Written task:
Using the records that follow, copy every line containing the word "dość".

--- begin Stored records ---

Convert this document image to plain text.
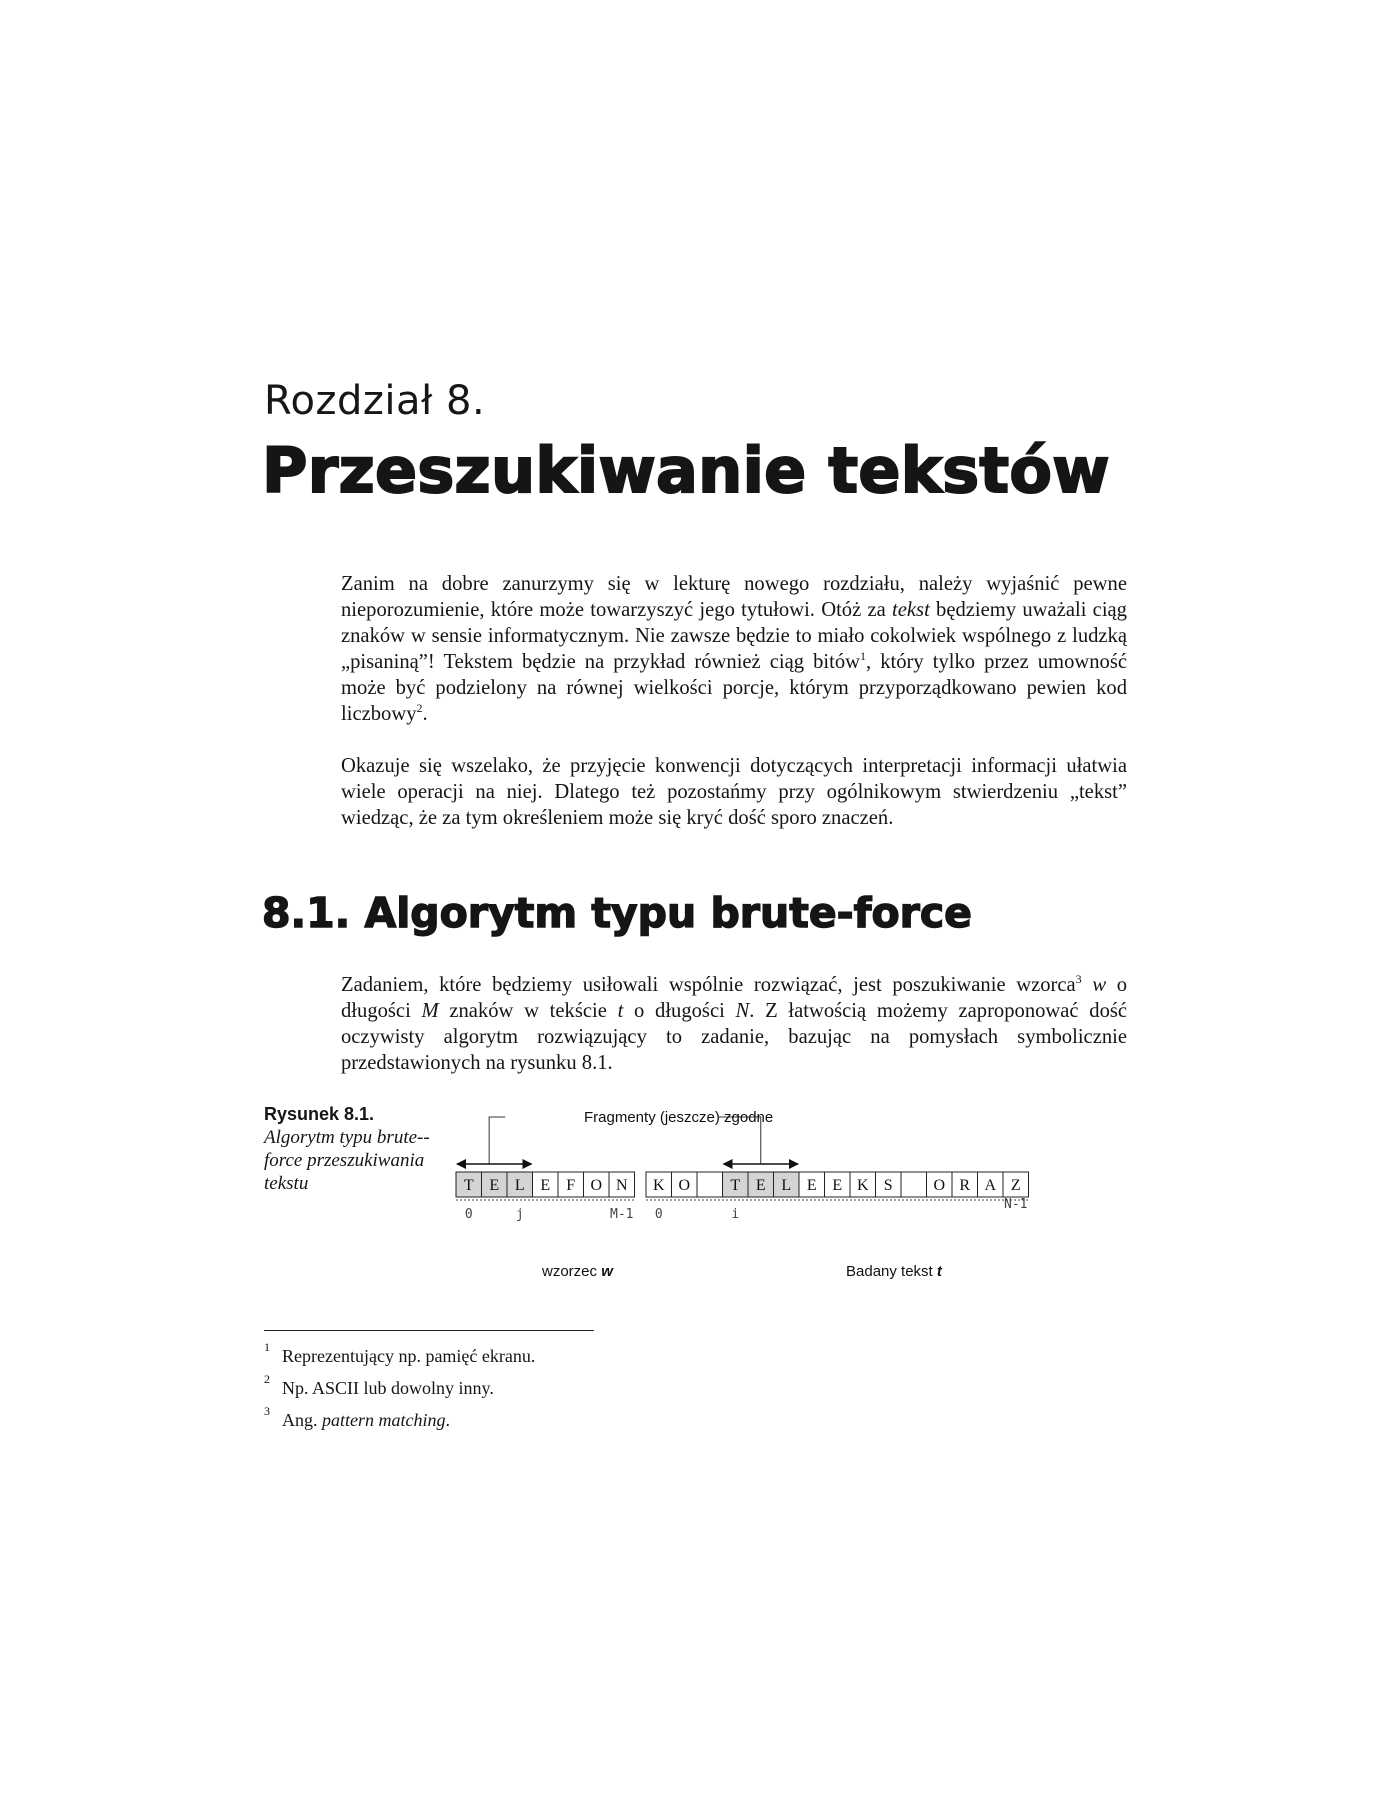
Rozdział 8.
Przeszukiwanie tekstów

Zanim na dobre zanurzymy się w lekturę nowego rozdziału, należy wyjaśnić pewne nieporozumienie, które może towarzyszyć jego tytułowi. Otóż za tekst będziemy uważali ciąg znaków w sensie informatycznym. Nie zawsze będzie to miało cokolwiek wspólnego z ludzką „pisaniną”! Tekstem będzie na przykład również ciąg bitów$^1$, który tylko przez umowność może być podzielony na równej wielkości porcje, którym przyporządkowano pewien kod liczbowy$^2$.

Okazuje się wszelako, że przyjęcie konwencji dotyczących interpretacji informacji ułatwia wiele operacji na niej. Dlatego też pozostańmy przy ogólnikowym stwierdzeniu „tekst” wiedząc, że za tym określeniem może się kryć dość sporo znaczeń.

8.1. Algorytm typu brute-force

Zadaniem, które będziemy usiłowali wspólnie rozwiązać, jest poszukiwanie wzorca$^3$ w o długości M znaków w tekście t o długości N. Z łatwością możemy zaproponować dość oczywisty algorytm rozwiązujący to zadanie, bazując na pomysłach symbolicznie przedstawionych na rysunku 8.1.

Rysunek 8.1.
Algorytm typu brute--force przeszukiwania tekstu
Fragmenty (jeszcze) zgodne
T E L E F O N K O	T E L E E K S	O R A Z
0	j	M-1 0	i
N-1
wzorzec w	Badany tekst t
1 Reprezentujący np. pamięć ekranu.
2 Np. ASCII lub dowolny inny.
3 Ang. pattern matching.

--- end Stored records ---

Solution to this exercise:
Okazuje się wszelako, że przyjęcie konwencji dotyczących interpretacji informacji ułatwia wiele operacji na niej. Dlatego też pozostańmy przy ogólnikowym stwierdzeniu „tekst” wiedząc, że za tym określeniem może się kryć dość sporo znaczeń.
Zadaniem, które będziemy usiłowali wspólnie rozwiązać, jest poszukiwanie wzorca$^3$ w o długości M znaków w tekście t o długości N. Z łatwością możemy zaproponować dość oczywisty algorytm rozwiązujący to zadanie, bazując na pomysłach symbolicznie przedstawionych na rysunku 8.1.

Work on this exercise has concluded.